» **Exercise**
Copy these rows word for word.

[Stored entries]
_____

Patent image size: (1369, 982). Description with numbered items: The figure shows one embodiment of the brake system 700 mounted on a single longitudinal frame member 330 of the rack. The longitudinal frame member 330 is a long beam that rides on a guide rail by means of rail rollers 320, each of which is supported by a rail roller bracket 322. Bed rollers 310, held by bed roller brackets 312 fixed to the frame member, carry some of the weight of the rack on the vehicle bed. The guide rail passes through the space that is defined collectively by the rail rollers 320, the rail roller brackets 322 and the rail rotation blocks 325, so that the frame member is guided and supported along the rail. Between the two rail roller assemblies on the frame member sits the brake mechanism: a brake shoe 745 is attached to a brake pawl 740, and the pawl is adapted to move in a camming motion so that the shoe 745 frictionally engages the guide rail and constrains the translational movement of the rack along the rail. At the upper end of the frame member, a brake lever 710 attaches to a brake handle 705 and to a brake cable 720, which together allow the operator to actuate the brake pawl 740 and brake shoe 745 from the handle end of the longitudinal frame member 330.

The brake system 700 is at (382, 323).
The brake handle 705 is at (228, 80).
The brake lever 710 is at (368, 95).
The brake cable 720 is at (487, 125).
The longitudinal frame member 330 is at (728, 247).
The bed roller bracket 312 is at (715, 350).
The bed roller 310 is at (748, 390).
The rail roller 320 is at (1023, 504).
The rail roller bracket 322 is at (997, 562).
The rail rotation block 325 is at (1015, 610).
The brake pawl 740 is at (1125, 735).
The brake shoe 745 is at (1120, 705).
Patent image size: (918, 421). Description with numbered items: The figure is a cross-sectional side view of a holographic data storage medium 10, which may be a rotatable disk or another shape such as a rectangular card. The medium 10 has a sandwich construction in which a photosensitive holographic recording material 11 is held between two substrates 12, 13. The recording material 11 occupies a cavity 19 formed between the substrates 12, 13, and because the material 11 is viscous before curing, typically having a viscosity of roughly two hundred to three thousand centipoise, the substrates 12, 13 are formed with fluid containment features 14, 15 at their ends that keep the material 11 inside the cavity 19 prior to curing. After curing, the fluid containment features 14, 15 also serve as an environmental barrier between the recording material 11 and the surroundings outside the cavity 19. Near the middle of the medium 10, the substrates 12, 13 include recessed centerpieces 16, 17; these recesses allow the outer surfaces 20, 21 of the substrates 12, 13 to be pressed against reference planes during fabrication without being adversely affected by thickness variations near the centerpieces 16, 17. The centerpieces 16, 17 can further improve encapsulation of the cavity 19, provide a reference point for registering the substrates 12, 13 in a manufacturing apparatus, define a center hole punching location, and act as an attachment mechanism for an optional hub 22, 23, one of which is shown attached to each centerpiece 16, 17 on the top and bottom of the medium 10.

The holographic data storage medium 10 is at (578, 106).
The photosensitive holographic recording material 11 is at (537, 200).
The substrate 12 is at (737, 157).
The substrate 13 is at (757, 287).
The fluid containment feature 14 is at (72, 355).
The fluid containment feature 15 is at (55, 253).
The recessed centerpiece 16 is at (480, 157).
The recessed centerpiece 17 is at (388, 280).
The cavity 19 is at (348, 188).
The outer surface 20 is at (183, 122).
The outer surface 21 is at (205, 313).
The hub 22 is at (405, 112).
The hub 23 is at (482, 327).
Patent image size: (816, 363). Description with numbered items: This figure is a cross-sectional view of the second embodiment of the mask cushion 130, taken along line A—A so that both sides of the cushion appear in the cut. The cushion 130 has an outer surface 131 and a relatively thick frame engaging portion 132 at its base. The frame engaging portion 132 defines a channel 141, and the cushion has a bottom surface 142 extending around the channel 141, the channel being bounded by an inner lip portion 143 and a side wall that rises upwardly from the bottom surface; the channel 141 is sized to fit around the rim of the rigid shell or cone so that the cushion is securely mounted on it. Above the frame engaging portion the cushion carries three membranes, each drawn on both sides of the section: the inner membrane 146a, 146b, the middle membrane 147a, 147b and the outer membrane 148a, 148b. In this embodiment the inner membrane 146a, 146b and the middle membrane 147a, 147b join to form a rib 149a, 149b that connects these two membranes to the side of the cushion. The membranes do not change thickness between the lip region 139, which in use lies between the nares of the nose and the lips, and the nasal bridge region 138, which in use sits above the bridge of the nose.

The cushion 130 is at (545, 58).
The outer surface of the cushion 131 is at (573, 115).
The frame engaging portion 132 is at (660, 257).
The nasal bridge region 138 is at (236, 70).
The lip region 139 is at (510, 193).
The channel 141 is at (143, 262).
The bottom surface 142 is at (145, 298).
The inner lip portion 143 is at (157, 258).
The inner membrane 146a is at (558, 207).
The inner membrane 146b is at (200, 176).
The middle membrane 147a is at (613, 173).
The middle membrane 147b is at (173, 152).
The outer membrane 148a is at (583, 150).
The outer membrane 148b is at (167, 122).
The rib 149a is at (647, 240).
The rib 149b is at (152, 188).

_____

» **Exercise response**
Patent image size: (1369, 982). Description with numbered items: The figure shows one embodiment of the brake system 700 mounted on a single longitudinal frame member 330 of the rack. The longitudinal frame member 330 is a long beam that rides on a guide rail by means of rail rollers 320, each of which is supported by a rail roller bracket 322. Bed rollers 310, held by bed roller brackets 312 fixed to the frame member, carry some of the weight of the rack on the vehicle bed. The guide rail passes through the space that is defined collectively by the rail rollers 320, the rail roller brackets 322 and the rail rotation blocks 325, so that the frame member is guided and supported along the rail. Between the two rail roller assemblies on the frame member sits the brake mechanism: a brake shoe 745 is attached to a brake pawl 740, and the pawl is adapted to move in a camming motion so that the shoe 745 frictionally engages the guide rail and constrains the translational movement of the rack along the rail. At the upper end of the frame member, a brake lever 710 attaches to a brake handle 705 and to a brake cable 720, which together allow the operator to actuate the brake pawl 740 and brake shoe 745 from the handle end of the longitudinal frame member 330.

The brake system 700 is at (382, 323).
The brake handle 705 is at (228, 80).
The brake lever 710 is at (368, 95).
The brake cable 720 is at (487, 125).
The longitudinal frame member 330 is at (728, 247).
The bed roller bracket 312 is at (715, 350).
The bed roller 310 is at (748, 390).
The rail roller 320 is at (1023, 504).
The rail roller bracket 322 is at (997, 562).
The rail rotation block 325 is at (1015, 610).
The brake pawl 740 is at (1125, 735).
The brake shoe 745 is at (1120, 705).
Patent image size: (918, 421). Description with numbered items: The figure is a cross-sectional side view of a holographic data storage medium 10, which may be a rotatable disk or another shape such as a rectangular card. The medium 10 has a sandwich construction in which a photosensitive holographic recording material 11 is held between two substrates 12, 13. The recording material 11 occupies a cavity 19 formed between the substrates 12, 13, and because the material 11 is viscous before curing, typically having a viscosity of roughly two hundred to three thousand centipoise, the substrates 12, 13 are formed with fluid containment features 14, 15 at their ends that keep the material 11 inside the cavity 19 prior to curing. After curing, the fluid containment features 14, 15 also serve as an environmental barrier between the recording material 11 and the surroundings outside the cavity 19. Near the middle of the medium 10, the substrates 12, 13 include recessed centerpieces 16, 17; these recesses allow the outer surfaces 20, 21 of the substrates 12, 13 to be pressed against reference planes during fabrication without being adversely affected by thickness variations near the centerpieces 16, 17. The centerpieces 16, 17 can further improve encapsulation of the cavity 19, provide a reference point for registering the substrates 12, 13 in a manufacturing apparatus, define a center hole punching location, and act as an attachment mechanism for an optional hub 22, 23, one of which is shown attached to each centerpiece 16, 17 on the top and bottom of the medium 10.

The holographic data storage medium 10 is at (578, 106).
The photosensitive holographic recording material 11 is at (537, 200).
The substrate 12 is at (737, 157).
The substrate 13 is at (757, 287).
The fluid containment feature 14 is at (72, 355).
The fluid containment feature 15 is at (55, 253).
The recessed centerpiece 16 is at (480, 157).
The recessed centerpiece 17 is at (388, 280).
The cavity 19 is at (348, 188).
The outer surface 20 is at (183, 122).
The outer surface 21 is at (205, 313).
The hub 22 is at (405, 112).
The hub 23 is at (482, 327).
Patent image size: (816, 363). Description with numbered items: This figure is a cross-sectional view of the second embodiment of the mask cushion 130, taken along line A—A so that both sides of the cushion appear in the cut. The cushion 130 has an outer surface 131 and a relatively thick frame engaging portion 132 at its base. The frame engaging portion 132 defines a channel 141, and the cushion has a bottom surface 142 extending around the channel 141, the channel being bounded by an inner lip portion 143 and a side wall that rises upwardly from the bottom surface; the channel 141 is sized to fit around the rim of the rigid shell or cone so that the cushion is securely mounted on it. Above the frame engaging portion the cushion carries three membranes, each drawn on both sides of the section: the inner membrane 146a, 146b, the middle membrane 147a, 147b and the outer membrane 148a, 148b. In this embodiment the inner membrane 146a, 146b and the middle membrane 147a, 147b join to form a rib 149a, 149b that connects these two membranes to the side of the cushion. The membranes do not change thickness between the lip region 139, which in use lies between the nares of the nose and the lips, and the nasal bridge region 138, which in use sits above the bridge of the nose.

The cushion 130 is at (545, 58).
The outer surface of the cushion 131 is at (573, 115).
The frame engaging portion 132 is at (660, 257).
The nasal bridge region 138 is at (236, 70).
The lip region 139 is at (510, 193).
The channel 141 is at (143, 262).
The bottom surface 142 is at (145, 298).
The inner lip portion 143 is at (157, 258).
The inner membrane 146a is at (558, 207).
The inner membrane 146b is at (200, 176).
The middle membrane 147a is at (613, 173).
The middle membrane 147b is at (173, 152).
The outer membrane 148a is at (583, 150).
The outer membrane 148b is at (167, 122).
The rib 149a is at (647, 240).
The rib 149b is at (152, 188).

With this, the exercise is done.